» Exercise aim:
Put the lines of the data into a JSON list of strings, one string per line and with blank lines left out. Begin at the line that contains "banner-decor — [854, 507, 862, 531]" and stop after the line that contains "bullet-icon: ✧ — [32, 267, 40, 277]".

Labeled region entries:
================================

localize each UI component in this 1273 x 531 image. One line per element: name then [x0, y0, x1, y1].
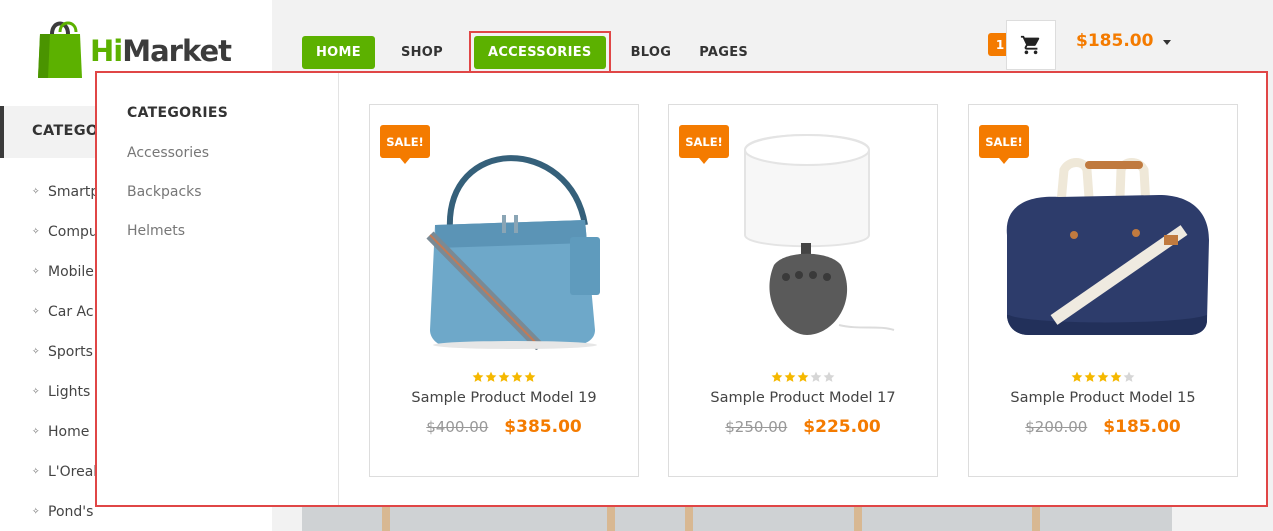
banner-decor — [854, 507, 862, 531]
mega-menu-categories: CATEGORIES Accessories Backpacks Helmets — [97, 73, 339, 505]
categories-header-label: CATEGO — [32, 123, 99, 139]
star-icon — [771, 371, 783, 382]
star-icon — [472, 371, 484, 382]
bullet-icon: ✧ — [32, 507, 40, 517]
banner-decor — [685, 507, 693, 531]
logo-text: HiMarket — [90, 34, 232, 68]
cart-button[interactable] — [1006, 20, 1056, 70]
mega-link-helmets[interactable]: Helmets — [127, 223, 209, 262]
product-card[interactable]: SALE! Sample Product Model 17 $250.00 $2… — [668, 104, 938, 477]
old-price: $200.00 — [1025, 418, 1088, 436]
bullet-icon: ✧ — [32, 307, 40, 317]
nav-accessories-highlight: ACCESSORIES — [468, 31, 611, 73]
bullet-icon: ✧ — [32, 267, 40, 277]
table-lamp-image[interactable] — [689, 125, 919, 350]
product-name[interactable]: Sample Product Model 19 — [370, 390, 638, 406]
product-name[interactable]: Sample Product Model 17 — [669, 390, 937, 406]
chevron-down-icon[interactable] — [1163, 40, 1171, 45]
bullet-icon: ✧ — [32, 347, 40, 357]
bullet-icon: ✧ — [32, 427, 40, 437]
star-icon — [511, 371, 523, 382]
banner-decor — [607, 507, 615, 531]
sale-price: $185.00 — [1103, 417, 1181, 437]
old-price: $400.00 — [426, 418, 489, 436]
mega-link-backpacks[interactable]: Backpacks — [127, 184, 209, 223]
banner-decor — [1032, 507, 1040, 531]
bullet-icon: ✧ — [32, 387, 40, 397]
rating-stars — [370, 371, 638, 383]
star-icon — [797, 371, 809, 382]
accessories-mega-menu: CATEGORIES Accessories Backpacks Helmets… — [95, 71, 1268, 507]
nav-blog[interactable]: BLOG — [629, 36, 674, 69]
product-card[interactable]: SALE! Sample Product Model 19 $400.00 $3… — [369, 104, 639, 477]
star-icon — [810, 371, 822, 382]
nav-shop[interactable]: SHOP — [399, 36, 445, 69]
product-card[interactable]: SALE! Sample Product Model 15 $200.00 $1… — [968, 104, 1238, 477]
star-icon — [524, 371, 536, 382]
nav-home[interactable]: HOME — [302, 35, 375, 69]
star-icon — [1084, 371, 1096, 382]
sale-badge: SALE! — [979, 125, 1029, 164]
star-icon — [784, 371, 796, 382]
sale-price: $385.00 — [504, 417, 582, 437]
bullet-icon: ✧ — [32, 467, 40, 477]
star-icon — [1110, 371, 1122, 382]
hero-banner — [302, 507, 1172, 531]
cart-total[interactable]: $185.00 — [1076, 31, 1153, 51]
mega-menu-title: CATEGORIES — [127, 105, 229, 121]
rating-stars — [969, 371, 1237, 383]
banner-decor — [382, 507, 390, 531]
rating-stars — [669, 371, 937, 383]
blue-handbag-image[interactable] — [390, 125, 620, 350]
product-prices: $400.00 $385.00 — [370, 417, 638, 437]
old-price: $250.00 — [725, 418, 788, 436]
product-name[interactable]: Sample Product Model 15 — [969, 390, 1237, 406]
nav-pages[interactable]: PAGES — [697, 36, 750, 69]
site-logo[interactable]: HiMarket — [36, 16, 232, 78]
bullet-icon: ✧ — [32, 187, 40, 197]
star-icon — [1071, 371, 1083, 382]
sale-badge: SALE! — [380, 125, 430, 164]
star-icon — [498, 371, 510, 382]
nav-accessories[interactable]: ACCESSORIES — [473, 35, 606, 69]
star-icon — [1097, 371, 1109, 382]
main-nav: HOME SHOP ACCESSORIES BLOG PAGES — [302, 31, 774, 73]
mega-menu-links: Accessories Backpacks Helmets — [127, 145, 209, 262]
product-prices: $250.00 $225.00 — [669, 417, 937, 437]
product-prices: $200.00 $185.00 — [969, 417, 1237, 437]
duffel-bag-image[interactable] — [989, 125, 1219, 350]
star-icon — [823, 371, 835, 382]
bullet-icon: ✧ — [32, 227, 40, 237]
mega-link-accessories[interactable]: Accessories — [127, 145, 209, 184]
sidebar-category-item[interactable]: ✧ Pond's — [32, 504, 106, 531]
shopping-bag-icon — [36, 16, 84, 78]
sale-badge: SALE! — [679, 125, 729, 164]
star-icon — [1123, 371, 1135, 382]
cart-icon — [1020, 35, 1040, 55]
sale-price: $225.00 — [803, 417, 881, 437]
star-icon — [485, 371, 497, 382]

================================

» Answer:
[
  "banner-decor — [854, 507, 862, 531]",
  "mega-menu-categories: CATEGORIES Accessories Backpacks Helmets — [97, 73, 339, 505]",
  "categories-header-label: CATEGO — [32, 123, 99, 139]",
  "star-icon — [771, 371, 783, 382]",
  "star-icon — [472, 371, 484, 382]",
  "bullet-icon: ✧ — [32, 507, 40, 517]",
  "banner-decor — [685, 507, 693, 531]",
  "logo-text: HiMarket — [90, 34, 232, 68]",
  "cart-button[interactable] — [1006, 20, 1056, 70]",
  "mega-link-helmets[interactable]: Helmets — [127, 223, 209, 262]",
  "product-card[interactable]: SALE! Sample Product Model 17 $250.00 $2… — [668, 104, 938, 477]",
  "old-price: $200.00 — [1025, 418, 1088, 436]",
  "bullet-icon: ✧ — [32, 307, 40, 317]",
  "nav-accessories-highlight: ACCESSORIES — [468, 31, 611, 73]",
  "bullet-icon: ✧ — [32, 267, 40, 277]"
]